PROBLEM STATEMENT – Review the listing and copy each line that holds the word "финансовых".

(Data entries)
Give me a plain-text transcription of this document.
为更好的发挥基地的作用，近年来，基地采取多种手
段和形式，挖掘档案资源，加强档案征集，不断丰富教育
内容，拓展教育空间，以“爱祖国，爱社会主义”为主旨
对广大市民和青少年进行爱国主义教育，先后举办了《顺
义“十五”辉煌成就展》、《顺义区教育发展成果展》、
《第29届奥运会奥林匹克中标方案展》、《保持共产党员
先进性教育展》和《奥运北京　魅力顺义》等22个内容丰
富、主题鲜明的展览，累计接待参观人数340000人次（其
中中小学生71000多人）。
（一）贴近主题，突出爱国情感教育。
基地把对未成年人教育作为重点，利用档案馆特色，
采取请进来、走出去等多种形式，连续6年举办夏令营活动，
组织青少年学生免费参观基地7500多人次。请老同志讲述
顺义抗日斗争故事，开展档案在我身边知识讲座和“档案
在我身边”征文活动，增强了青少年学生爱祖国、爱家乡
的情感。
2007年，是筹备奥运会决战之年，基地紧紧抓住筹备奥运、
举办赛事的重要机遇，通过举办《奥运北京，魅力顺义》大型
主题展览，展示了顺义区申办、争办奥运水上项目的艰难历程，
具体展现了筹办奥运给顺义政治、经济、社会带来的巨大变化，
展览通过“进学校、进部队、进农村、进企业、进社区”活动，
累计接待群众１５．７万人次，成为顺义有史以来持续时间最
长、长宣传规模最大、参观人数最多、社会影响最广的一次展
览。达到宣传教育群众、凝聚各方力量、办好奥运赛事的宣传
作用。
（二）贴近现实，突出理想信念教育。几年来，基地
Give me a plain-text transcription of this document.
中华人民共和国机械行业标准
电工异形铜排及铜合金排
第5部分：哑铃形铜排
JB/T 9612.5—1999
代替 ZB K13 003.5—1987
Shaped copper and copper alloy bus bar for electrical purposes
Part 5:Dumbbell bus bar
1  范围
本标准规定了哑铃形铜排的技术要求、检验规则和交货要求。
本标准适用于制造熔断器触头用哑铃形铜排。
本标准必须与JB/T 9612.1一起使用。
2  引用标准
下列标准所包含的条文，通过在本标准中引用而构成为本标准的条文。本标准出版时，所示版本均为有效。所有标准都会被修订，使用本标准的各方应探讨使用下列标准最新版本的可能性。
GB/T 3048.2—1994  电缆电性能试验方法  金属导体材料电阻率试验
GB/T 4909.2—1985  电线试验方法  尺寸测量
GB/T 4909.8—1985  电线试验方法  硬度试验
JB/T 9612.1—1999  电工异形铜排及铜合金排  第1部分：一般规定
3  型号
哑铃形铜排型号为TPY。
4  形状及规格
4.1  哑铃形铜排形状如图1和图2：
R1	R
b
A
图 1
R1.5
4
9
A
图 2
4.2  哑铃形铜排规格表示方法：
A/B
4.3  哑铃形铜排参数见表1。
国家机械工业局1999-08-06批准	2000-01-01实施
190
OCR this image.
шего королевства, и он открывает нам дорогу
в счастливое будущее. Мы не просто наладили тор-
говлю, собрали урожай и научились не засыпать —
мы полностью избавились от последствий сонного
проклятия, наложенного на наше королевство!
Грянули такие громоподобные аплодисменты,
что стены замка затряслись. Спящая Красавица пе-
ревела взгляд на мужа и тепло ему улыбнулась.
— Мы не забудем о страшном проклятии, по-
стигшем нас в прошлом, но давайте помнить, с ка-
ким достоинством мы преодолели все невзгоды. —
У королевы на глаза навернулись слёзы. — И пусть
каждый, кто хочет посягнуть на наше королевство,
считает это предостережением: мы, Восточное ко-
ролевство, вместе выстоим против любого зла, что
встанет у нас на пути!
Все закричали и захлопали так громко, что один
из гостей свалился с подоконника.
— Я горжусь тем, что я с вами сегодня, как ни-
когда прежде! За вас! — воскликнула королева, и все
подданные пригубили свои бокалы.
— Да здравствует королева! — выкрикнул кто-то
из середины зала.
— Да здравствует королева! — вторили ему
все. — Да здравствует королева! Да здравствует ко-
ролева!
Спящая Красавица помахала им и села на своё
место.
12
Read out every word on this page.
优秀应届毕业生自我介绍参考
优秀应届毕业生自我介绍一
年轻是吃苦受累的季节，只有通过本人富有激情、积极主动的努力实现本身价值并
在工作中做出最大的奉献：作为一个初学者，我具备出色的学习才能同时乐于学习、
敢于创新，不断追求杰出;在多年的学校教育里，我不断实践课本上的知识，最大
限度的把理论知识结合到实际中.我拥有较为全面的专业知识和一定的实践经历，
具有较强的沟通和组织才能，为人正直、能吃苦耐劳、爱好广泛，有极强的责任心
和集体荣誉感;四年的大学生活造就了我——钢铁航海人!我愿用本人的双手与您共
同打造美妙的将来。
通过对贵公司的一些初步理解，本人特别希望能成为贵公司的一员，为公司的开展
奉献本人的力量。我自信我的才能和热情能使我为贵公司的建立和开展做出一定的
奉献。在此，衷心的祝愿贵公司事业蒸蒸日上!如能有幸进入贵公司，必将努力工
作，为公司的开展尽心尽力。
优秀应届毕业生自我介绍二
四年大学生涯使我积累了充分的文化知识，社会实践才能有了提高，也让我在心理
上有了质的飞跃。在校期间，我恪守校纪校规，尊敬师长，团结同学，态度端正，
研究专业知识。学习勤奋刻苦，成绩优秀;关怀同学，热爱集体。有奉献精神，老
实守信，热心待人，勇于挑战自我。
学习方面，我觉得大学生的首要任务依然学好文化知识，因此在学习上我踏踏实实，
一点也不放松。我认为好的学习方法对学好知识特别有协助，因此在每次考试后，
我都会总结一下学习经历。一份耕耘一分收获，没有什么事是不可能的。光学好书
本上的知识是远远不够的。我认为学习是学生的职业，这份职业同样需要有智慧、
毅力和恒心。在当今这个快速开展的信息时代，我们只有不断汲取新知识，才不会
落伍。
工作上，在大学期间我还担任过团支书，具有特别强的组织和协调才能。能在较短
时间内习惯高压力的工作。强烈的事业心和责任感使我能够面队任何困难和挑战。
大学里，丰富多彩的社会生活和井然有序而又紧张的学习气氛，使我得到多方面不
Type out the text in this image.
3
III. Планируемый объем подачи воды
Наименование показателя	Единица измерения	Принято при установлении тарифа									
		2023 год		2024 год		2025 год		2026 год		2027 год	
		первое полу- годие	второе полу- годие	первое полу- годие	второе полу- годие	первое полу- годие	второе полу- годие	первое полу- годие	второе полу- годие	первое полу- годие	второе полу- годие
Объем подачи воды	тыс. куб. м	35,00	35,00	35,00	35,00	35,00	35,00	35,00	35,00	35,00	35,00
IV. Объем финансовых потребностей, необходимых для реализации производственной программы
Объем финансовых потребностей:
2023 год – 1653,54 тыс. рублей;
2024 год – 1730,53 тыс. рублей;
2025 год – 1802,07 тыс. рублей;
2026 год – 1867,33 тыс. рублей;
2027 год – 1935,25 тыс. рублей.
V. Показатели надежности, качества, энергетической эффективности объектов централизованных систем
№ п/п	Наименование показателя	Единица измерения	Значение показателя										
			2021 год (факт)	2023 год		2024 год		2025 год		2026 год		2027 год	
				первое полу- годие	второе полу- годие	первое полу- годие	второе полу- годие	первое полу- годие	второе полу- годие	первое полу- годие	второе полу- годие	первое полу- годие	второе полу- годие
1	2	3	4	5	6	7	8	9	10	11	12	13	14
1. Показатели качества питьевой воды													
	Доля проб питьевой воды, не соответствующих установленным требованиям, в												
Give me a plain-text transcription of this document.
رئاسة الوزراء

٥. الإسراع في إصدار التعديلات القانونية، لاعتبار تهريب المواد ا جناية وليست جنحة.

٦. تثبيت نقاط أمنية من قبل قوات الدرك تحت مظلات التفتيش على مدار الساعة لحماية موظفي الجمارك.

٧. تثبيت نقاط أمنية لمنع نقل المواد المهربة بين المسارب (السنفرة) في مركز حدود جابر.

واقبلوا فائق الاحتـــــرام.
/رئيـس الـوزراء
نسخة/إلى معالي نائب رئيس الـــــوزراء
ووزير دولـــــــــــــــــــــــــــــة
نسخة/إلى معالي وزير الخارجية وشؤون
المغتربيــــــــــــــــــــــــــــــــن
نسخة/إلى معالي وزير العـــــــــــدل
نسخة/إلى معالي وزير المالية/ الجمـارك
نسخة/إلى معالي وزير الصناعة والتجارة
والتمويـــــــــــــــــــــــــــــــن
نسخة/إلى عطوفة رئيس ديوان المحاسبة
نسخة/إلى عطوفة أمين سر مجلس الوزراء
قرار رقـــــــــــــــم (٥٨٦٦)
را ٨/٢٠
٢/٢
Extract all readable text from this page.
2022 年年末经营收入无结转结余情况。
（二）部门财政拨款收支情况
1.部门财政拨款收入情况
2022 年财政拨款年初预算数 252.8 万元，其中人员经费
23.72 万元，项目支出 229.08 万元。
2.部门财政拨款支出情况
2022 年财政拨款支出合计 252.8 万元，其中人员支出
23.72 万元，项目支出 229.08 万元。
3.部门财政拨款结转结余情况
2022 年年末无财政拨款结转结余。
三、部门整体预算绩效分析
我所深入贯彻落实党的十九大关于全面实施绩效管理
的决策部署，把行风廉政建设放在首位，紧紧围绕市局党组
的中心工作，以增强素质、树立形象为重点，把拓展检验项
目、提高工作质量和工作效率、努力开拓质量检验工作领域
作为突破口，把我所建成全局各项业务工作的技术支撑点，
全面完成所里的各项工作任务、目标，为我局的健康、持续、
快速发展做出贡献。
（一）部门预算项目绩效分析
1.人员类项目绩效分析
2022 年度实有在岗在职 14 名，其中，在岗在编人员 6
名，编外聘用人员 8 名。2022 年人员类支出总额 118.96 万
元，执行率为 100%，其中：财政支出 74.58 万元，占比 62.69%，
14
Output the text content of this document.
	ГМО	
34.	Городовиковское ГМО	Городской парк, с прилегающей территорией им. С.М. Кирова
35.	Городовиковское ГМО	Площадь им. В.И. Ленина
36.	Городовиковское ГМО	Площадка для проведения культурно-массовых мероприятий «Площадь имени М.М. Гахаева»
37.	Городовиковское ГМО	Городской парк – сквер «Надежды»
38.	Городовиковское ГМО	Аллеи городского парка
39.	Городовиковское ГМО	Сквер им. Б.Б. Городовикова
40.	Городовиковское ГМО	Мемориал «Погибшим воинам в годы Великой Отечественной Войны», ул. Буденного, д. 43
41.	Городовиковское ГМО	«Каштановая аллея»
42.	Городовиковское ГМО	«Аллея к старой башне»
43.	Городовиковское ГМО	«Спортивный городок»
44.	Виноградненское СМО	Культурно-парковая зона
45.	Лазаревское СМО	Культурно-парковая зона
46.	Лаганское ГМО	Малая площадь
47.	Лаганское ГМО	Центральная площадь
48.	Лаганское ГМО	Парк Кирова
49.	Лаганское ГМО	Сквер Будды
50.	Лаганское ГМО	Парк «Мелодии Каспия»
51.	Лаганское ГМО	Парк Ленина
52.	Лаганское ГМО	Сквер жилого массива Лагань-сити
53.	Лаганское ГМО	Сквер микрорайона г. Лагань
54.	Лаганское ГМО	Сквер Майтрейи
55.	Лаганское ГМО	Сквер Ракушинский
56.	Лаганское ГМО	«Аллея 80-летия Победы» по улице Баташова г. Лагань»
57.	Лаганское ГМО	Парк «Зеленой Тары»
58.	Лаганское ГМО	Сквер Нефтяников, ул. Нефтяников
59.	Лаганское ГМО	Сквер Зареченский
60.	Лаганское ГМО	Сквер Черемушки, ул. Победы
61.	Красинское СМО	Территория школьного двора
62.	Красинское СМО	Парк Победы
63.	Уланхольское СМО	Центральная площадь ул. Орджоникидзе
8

COMPLETE OUTPUT –
IV. Объем финансовых потребностей, необходимых для реализации производственной программы
Объем финансовых потребностей:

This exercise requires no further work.